───── DOCUMENT SECTION

Wednesday, May 28, 2014

"I'd eat that off a flip flop!"

Imagine that, I went on vacation for a few days, came home, and suddenly my damn pants don't fit!  I'm sure it had nothing to do with the fact that I ate like a champion for four days.  Not that I don't eat well in Minnesota - I wouldn't have a food blog or a potbelly if I didn't - but something about being out of my element just made everything taste better.  I tend to get stuck in a food rut on occasion, so  taking a road trip to Kansas City was a great way to experience something new with the same old guy.  I already told you about our amazing experience at Alba in Des Moines, so let's pick up where we left off.

The hotel didn't provide a free continental breakfast (cheap bastards), so we set off on our journey, hoping to find a sweet little dive bar, because dive bars have the best greasy food, and that's what we wanted.  Well folks, our dumb asses should have consulted Google Maps, because after an hour of driving we'd found nothing except Casey's General Store and roadkill, and I'm not a fan of either.  Thankfully Casey's did sell Snickers, which was a relief because I have no idea how to cook a skunk carcass on the hood of a car, nor do I want to find out.  We did happen upon a family restaurant whimsically dubbed "The Toot Toot" (no, seriously) (Iowa, am I right?), but family restaurants in general kind of give me the heebs.  Also, as funny as I think farts are (on a scale of one to ten they are HILARIOUS), I just couldn't deal with that;

We pressed on and eventually stopped in Kearney, MO, birthplace of Jesse James (please be aware this will be the only time you learn something in this blog).  Kearney is a lovely town with twee shops and you can park your car in a spot right on the street.  We stopped in at Fatboyz, because anyplace with a Z instead of S has to be good, right?  Hell yeah that's right!  It was everything a good dive should be - strong drinks, a hint of secondhand smoke in the air, and deep fried goodness.  This is how I was introduced to the corn nugget.  I mean, hello, cornbread made with whole kernels of corn, fried to a crisp?  Don't get me wrong, I love cheese curds and all their melty fabulousness, but these were just stupid good.

──────────
───── GIVEN DATA

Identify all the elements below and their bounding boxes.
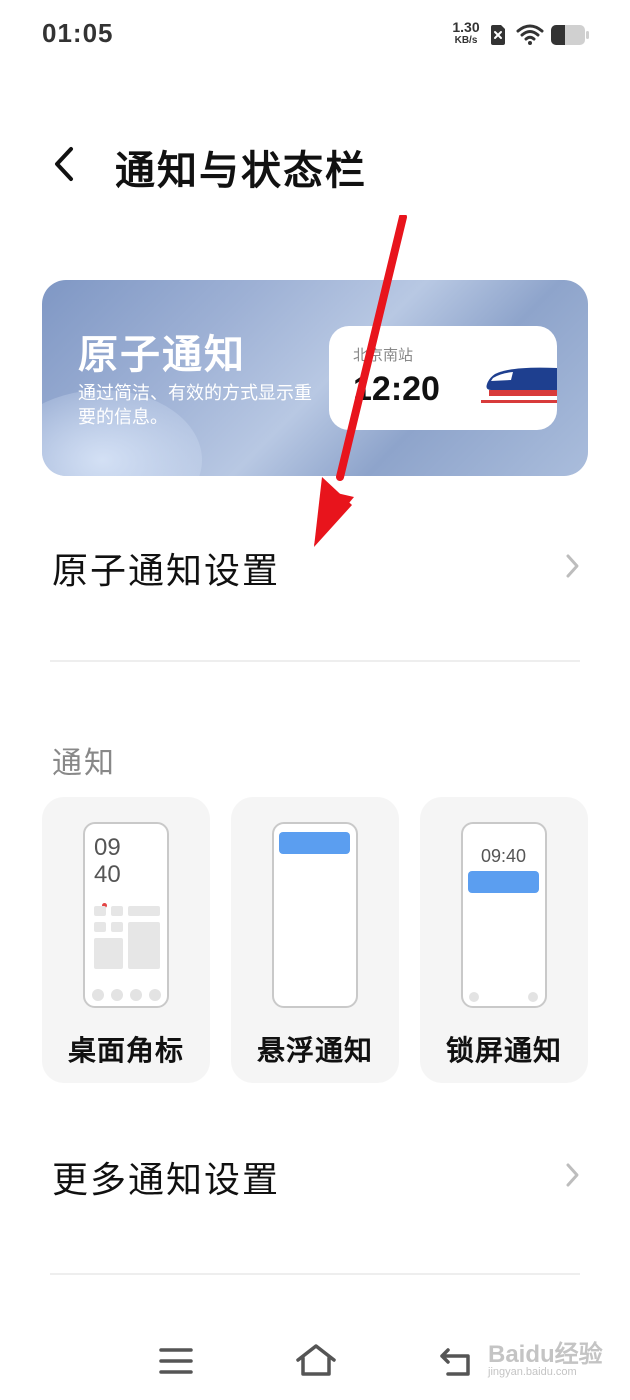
divider (50, 1273, 580, 1275)
app-icon (111, 922, 123, 932)
app-icon (94, 922, 106, 932)
divider (50, 660, 580, 662)
card-label: 锁屏通知 (445, 1034, 562, 1067)
wifi-icon (516, 24, 544, 45)
sim-off-icon (491, 25, 505, 45)
lock-notification-bar (468, 871, 539, 893)
network-speed: 1.30 KB/s (446, 20, 486, 47)
banner-description: 通过简洁、有效的方式显示重要的信息。 (78, 383, 312, 428)
phone-preview: 09:40 (461, 822, 547, 1008)
back-button[interactable] (44, 140, 88, 190)
watermark-sub: jingyan.baidu.com (488, 1366, 577, 1378)
baidu-watermark: Baidu经验 jingyan.baidu.com (484, 1330, 604, 1382)
more-notification-settings-row[interactable]: 更多通知设置 (0, 1131, 630, 1221)
preview-time: 09:40 (480, 846, 527, 866)
app-icon (94, 906, 106, 916)
dock-dot (111, 989, 123, 1001)
notifications-section-title: 通知 (52, 746, 116, 781)
back-icon[interactable] (436, 1344, 476, 1378)
app-icon (111, 906, 123, 916)
preview-time: 09 40 (94, 834, 121, 888)
card-label: 悬浮通知 (256, 1034, 373, 1067)
lock-screen-notification-card[interactable]: 09:40 锁屏通知 (420, 797, 588, 1083)
battery-icon (551, 25, 589, 45)
more-notification-settings-label: 更多通知设置 (52, 1160, 281, 1201)
desktop-badge-card[interactable]: 09 40 桌面角标 (42, 797, 210, 1083)
dock-dot (92, 989, 104, 1001)
widget (128, 922, 160, 969)
train-icon (481, 367, 557, 403)
phone-preview: 09 40 (83, 822, 169, 1008)
widget (94, 938, 123, 969)
status-time: 01:05 (42, 18, 114, 48)
atomic-notification-settings-label: 原子通知设置 (52, 551, 281, 592)
floating-notification-bar (279, 832, 350, 854)
dock-dot (130, 989, 142, 1001)
network-speed-value: 1.30 (452, 19, 480, 35)
watermark-main: Baidu经验 (488, 1341, 603, 1368)
page-title: 通知与状态栏 (115, 148, 367, 194)
status-bar: 01:05 1.30 KB/s (0, 0, 630, 70)
dock-dot (149, 989, 161, 1001)
lock-shortcut-dot (528, 992, 538, 1002)
widget (128, 906, 160, 916)
lock-shortcut-dot (469, 992, 479, 1002)
chevron-left-icon (55, 147, 73, 181)
home-icon[interactable] (294, 1342, 338, 1378)
banner-title: 原子通知 (78, 332, 246, 378)
card-label: 桌面角标 (67, 1034, 184, 1067)
red-arrow-icon (314, 215, 407, 547)
chevron-right-icon (566, 1163, 579, 1187)
chevron-right-icon (566, 554, 579, 578)
floating-notification-card[interactable]: 悬浮通知 (231, 797, 399, 1083)
phone-preview (272, 822, 358, 1008)
network-speed-unit: KB/s (454, 35, 478, 46)
menu-icon[interactable] (158, 1346, 194, 1376)
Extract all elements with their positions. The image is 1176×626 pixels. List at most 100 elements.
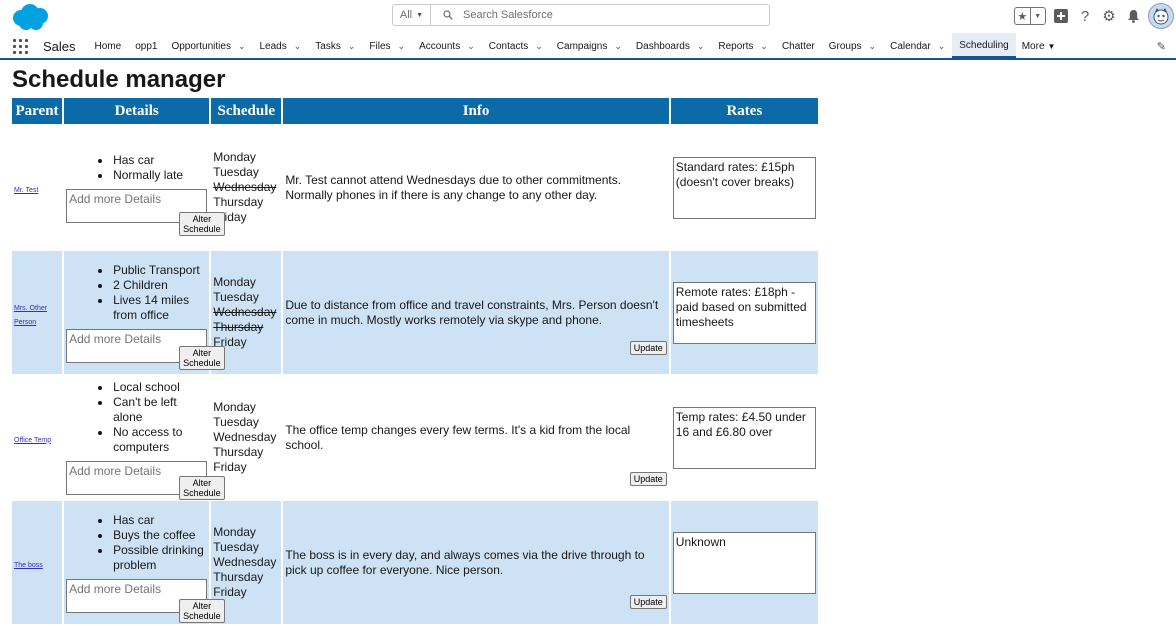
nav-item-label: Dashboards xyxy=(635,40,690,52)
nav-items: Home opp1 Opportunities ⌄ Leads ⌄ Tasks ⌄ Files ⌄… xyxy=(88,33,1016,59)
schedule-day: Wednesday xyxy=(213,555,277,569)
global-actions-plus-icon[interactable] xyxy=(1052,7,1070,25)
nav-item-label: Files xyxy=(369,40,391,52)
update-button[interactable]: Update xyxy=(629,341,667,355)
parent-link[interactable]: Mrs. Other Person xyxy=(14,305,47,326)
info-text: The boss is in every day, and always com… xyxy=(285,547,645,577)
schedule-day: Friday xyxy=(213,585,247,599)
search-scope-dropdown[interactable]: All ▼ xyxy=(393,5,431,25)
schedule-day: Wednesday xyxy=(213,430,277,444)
nav-item-opp1[interactable]: opp1 xyxy=(128,34,164,58)
search-input[interactable]: Search Salesforce xyxy=(463,9,553,21)
details-cell: Public Transport2 ChildrenLives 14 miles… xyxy=(64,251,225,374)
salesforce-logo-icon[interactable] xyxy=(10,2,50,32)
chevron-down-icon[interactable]: ⌄ xyxy=(467,41,475,52)
info-cell: Due to distance from office and travel c… xyxy=(283,251,669,374)
details-list-item: Has car xyxy=(112,513,209,528)
user-avatar[interactable] xyxy=(1148,3,1174,29)
nav-more-menu[interactable]: More ▼ xyxy=(1016,41,1062,52)
schedule-day: Thursday xyxy=(213,570,264,584)
nav-item-home[interactable]: Home xyxy=(88,34,129,58)
details-list-item: No access to computers xyxy=(112,425,209,455)
update-button[interactable]: Update xyxy=(629,472,667,486)
column-header-parent: Parent xyxy=(12,98,63,124)
table-header-row: Parent Details Schedule Info Rates xyxy=(12,98,818,124)
nav-item-reports[interactable]: Reports ⌄ xyxy=(711,34,775,58)
nav-item-label: Groups xyxy=(828,40,862,52)
table-row: The boss Has carBuys the coffeePossible d… xyxy=(12,501,818,624)
alter-schedule-button[interactable]: Alter Schedule xyxy=(179,476,225,500)
update-button[interactable]: Update xyxy=(629,595,667,609)
schedule-day: Thursday xyxy=(213,320,264,334)
nav-item-files[interactable]: Files ⌄ xyxy=(362,34,412,58)
info-cell: The office temp changes every few terms.… xyxy=(283,376,669,499)
chevron-down-icon[interactable]: ⌄ xyxy=(938,41,946,52)
notifications-bell-icon[interactable] xyxy=(1124,7,1142,25)
rates-cell: Standard rates: £15ph (doesn't cover bre… xyxy=(670,126,818,249)
details-list-item: Has car xyxy=(112,153,209,168)
chevron-down-icon[interactable]: ⌄ xyxy=(294,41,302,52)
chevron-down-icon[interactable]: ⌄ xyxy=(535,41,543,52)
nav-item-label: opp1 xyxy=(135,40,158,52)
chevron-down-icon[interactable]: ⌄ xyxy=(869,41,877,52)
nav-item-contacts[interactable]: Contacts ⌄ xyxy=(482,34,550,58)
details-list: Local schoolCan't be left aloneNo access… xyxy=(64,380,209,455)
nav-item-dashboards[interactable]: Dashboards ⌄ xyxy=(629,34,711,58)
details-list-item: Possible drinking problem xyxy=(112,543,209,573)
schedule-day: Tuesday xyxy=(213,415,259,429)
nav-item-label: Opportunities xyxy=(171,40,231,52)
chevron-down-icon[interactable]: ⌄ xyxy=(697,41,705,52)
parent-link[interactable]: Mr. Test xyxy=(14,187,38,194)
details-list-item: Normally late xyxy=(112,168,209,183)
schedule-day: Thursday xyxy=(213,195,264,209)
chevron-down-icon[interactable]: ⌄ xyxy=(760,41,768,52)
rates-input[interactable]: Remote rates: £18ph - paid based on subm… xyxy=(672,281,816,344)
rates-input[interactable]: Standard rates: £15ph (doesn't cover bre… xyxy=(672,156,816,219)
table-body: Mr. TestHas carNormally lateAlter Schedu… xyxy=(12,126,818,624)
nav-item-groups[interactable]: Groups ⌄ xyxy=(822,34,883,58)
chevron-down-icon[interactable]: ⌄ xyxy=(398,41,406,52)
setup-gear-icon[interactable]: ⚙ xyxy=(1100,7,1118,25)
column-header-info: Info xyxy=(283,98,669,124)
help-icon[interactable]: ? xyxy=(1076,7,1094,25)
schedule-day: Tuesday xyxy=(213,540,259,554)
app-nav-bar: Sales Home opp1 Opportunities ⌄ Leads ⌄ Tasks ⌄… xyxy=(0,33,1176,60)
details-list: Has carBuys the coffeePossible drinking … xyxy=(64,513,209,573)
info-text: Mr. Test cannot attend Wednesdays due to… xyxy=(285,172,622,202)
chevron-down-icon[interactable]: ⌄ xyxy=(348,41,356,52)
parent-link[interactable]: Office Temp xyxy=(14,437,51,444)
parent-link[interactable]: The boss xyxy=(14,562,43,569)
nav-item-tasks[interactable]: Tasks ⌄ xyxy=(308,34,362,58)
chevron-down-icon[interactable]: ⌄ xyxy=(614,41,622,52)
header-icon-group: ★ ▼ ? ⚙ xyxy=(1014,3,1174,29)
parent-cell: Office Temp xyxy=(12,376,63,499)
star-icon[interactable]: ★ xyxy=(1015,8,1030,24)
nav-item-opportunities[interactable]: Opportunities ⌄ xyxy=(164,34,252,58)
chevron-down-icon[interactable]: ⌄ xyxy=(238,41,246,52)
nav-item-chatter[interactable]: Chatter xyxy=(775,34,822,58)
nav-item-campaigns[interactable]: Campaigns ⌄ xyxy=(550,34,629,58)
alter-schedule-button[interactable]: Alter Schedule xyxy=(179,599,225,623)
nav-item-label: Calendar xyxy=(890,40,931,52)
edit-nav-pencil-icon[interactable]: ✎ xyxy=(1157,40,1166,53)
info-text: The office temp changes every few terms.… xyxy=(285,422,631,452)
alter-schedule-button[interactable]: Alter Schedule xyxy=(179,346,225,370)
alter-schedule-button[interactable]: Alter Schedule xyxy=(179,212,225,236)
table-row: Office Temp Local schoolCan't be left alo… xyxy=(12,376,818,500)
nav-item-leads[interactable]: Leads ⌄ xyxy=(253,34,309,58)
caret-down-icon: ▼ xyxy=(1047,41,1056,51)
nav-item-calendar[interactable]: Calendar ⌄ xyxy=(883,34,952,58)
rates-cell: Unknown xyxy=(670,501,818,624)
page-title: Schedule manager xyxy=(12,66,226,93)
app-launcher-icon[interactable] xyxy=(12,38,28,54)
favorites-button[interactable]: ★ ▼ xyxy=(1014,7,1046,25)
nav-item-label: Accounts xyxy=(419,40,461,52)
details-list: Has carNormally late xyxy=(64,153,209,183)
details-cell: Local schoolCan't be left aloneNo access… xyxy=(64,376,225,500)
nav-item-accounts[interactable]: Accounts ⌄ xyxy=(412,34,482,58)
caret-down-icon[interactable]: ▼ xyxy=(1029,8,1046,24)
rates-input[interactable]: Unknown xyxy=(672,531,816,594)
nav-item-scheduling[interactable]: Scheduling xyxy=(952,33,1016,59)
rates-input[interactable]: Temp rates: £4.50 under 16 and £6.80 ove… xyxy=(672,406,816,469)
global-search[interactable]: All ▼ Search Salesforce xyxy=(392,4,770,26)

──────────

• **PROBLEMS TO WORK ON**
• a. In the road-trip blog post, which restaurant did the travelers stop at in Kearney?
• b. List the qualities that the road-trip blog post says a good dive should have.
• c. Rewrite the road-trip blog post starting at "Wednesday, May 28, 2014" and ending at "we left off.", changing "Kansas City" to "St. Louis".
The records have no connection to the blog post about the road trip.

• **RESPONSES TO THE TASKS**
• a. Fatboyz

• b. Strong drinks, a hint of secondhand smoke in the air, and deep fried goodness.

• c.
Wednesday, May 28, 2014

"I'd eat that off a flip flop!"

Imagine that, I went on vacation for a few days, came home, and suddenly my damn pants don't fit!  I'm sure it had nothing to do with the fact that I ate like a champion for four days.  Not that I don't eat well in Minnesota - I wouldn't have a food blog or a potbelly if I didn't - but something about being out of my element just made everything taste better.  I tend to get stuck in a food rut on occasion, so  taking a road trip to St. Louis was a great way to experience something new with the same old guy.  I already told you about our amazing experience at Alba in Des Moines, so let's pick up where we left off.